◆ WHAT YOU ARE ASKED TO DO: Restate the full set of records exactly, without adding or dropping a word.

● ● ● ● ●

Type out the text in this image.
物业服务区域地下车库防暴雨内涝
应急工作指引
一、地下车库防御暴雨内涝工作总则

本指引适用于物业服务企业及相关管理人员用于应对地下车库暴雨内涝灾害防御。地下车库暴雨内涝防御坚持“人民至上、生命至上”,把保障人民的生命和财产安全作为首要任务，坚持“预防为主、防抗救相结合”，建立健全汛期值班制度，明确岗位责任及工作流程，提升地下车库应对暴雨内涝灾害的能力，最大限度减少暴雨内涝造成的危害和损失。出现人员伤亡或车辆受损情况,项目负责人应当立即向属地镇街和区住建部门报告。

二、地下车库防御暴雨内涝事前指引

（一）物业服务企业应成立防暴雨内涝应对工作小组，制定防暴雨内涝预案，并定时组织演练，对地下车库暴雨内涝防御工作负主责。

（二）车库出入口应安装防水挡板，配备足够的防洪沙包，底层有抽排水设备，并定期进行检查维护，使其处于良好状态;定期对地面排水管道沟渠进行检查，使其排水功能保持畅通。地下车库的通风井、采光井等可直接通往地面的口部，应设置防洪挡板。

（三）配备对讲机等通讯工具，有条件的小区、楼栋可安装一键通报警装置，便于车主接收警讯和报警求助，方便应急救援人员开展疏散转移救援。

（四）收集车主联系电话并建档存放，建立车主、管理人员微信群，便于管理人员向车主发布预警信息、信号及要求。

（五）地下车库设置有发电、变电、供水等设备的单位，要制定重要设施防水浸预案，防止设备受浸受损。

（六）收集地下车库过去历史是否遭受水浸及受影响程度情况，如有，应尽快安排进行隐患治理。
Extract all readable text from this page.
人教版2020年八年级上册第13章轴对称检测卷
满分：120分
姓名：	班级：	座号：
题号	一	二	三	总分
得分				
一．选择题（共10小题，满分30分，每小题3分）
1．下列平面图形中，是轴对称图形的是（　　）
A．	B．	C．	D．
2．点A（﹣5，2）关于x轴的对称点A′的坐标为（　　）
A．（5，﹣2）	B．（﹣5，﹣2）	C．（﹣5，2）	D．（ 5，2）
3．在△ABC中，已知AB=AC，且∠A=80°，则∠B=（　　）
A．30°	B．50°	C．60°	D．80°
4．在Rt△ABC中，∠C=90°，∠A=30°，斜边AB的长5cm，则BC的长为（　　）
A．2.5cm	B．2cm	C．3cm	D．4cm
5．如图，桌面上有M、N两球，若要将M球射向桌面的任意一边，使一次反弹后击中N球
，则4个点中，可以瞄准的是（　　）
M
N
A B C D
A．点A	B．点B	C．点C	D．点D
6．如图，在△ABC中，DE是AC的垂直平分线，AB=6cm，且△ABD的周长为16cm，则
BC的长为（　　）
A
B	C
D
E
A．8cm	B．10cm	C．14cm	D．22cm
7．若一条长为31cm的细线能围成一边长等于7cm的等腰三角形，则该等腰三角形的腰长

● ● ● ● ●

◆ ANSWER BELOW:
Type out the text in this image.
物业服务区域地下车库防暴雨内涝
应急工作指引
一、地下车库防御暴雨内涝工作总则

本指引适用于物业服务企业及相关管理人员用于应对地下车库暴雨内涝灾害防御。地下车库暴雨内涝防御坚持“人民至上、生命至上”,把保障人民的生命和财产安全作为首要任务，坚持“预防为主、防抗救相结合”，建立健全汛期值班制度，明确岗位责任及工作流程，提升地下车库应对暴雨内涝灾害的能力，最大限度减少暴雨内涝造成的危害和损失。出现人员伤亡或车辆受损情况,项目负责人应当立即向属地镇街和区住建部门报告。

二、地下车库防御暴雨内涝事前指引

（一）物业服务企业应成立防暴雨内涝应对工作小组，制定防暴雨内涝预案，并定时组织演练，对地下车库暴雨内涝防御工作负主责。

（二）车库出入口应安装防水挡板，配备足够的防洪沙包，底层有抽排水设备，并定期进行检查维护，使其处于良好状态;定期对地面排水管道沟渠进行检查，使其排水功能保持畅通。地下车库的通风井、采光井等可直接通往地面的口部，应设置防洪挡板。

（三）配备对讲机等通讯工具，有条件的小区、楼栋可安装一键通报警装置，便于车主接收警讯和报警求助，方便应急救援人员开展疏散转移救援。

（四）收集车主联系电话并建档存放，建立车主、管理人员微信群，便于管理人员向车主发布预警信息、信号及要求。

（五）地下车库设置有发电、变电、供水等设备的单位，要制定重要设施防水浸预案，防止设备受浸受损。

（六）收集地下车库过去历史是否遭受水浸及受影响程度情况，如有，应尽快安排进行隐患治理。
Extract all readable text from this page.
人教版2020年八年级上册第13章轴对称检测卷
满分：120分
姓名：	班级：	座号：
题号	一	二	三	总分
得分				
一．选择题（共10小题，满分30分，每小题3分）
1．下列平面图形中，是轴对称图形的是（　　）
A．	B．	C．	D．
2．点A（﹣5，2）关于x轴的对称点A′的坐标为（　　）
A．（5，﹣2）	B．（﹣5，﹣2）	C．（﹣5，2）	D．（ 5，2）
3．在△ABC中，已知AB=AC，且∠A=80°，则∠B=（　　）
A．30°	B．50°	C．60°	D．80°
4．在Rt△ABC中，∠C=90°，∠A=30°，斜边AB的长5cm，则BC的长为（　　）
A．2.5cm	B．2cm	C．3cm	D．4cm
5．如图，桌面上有M、N两球，若要将M球射向桌面的任意一边，使一次反弹后击中N球
，则4个点中，可以瞄准的是（　　）
M
N
A B C D
A．点A	B．点B	C．点C	D．点D
6．如图，在△ABC中，DE是AC的垂直平分线，AB=6cm，且△ABD的周长为16cm，则
BC的长为（　　）
A
B	C
D
E
A．8cm	B．10cm	C．14cm	D．22cm
7．若一条长为31cm的细线能围成一边长等于7cm的等腰三角形，则该等腰三角形的腰长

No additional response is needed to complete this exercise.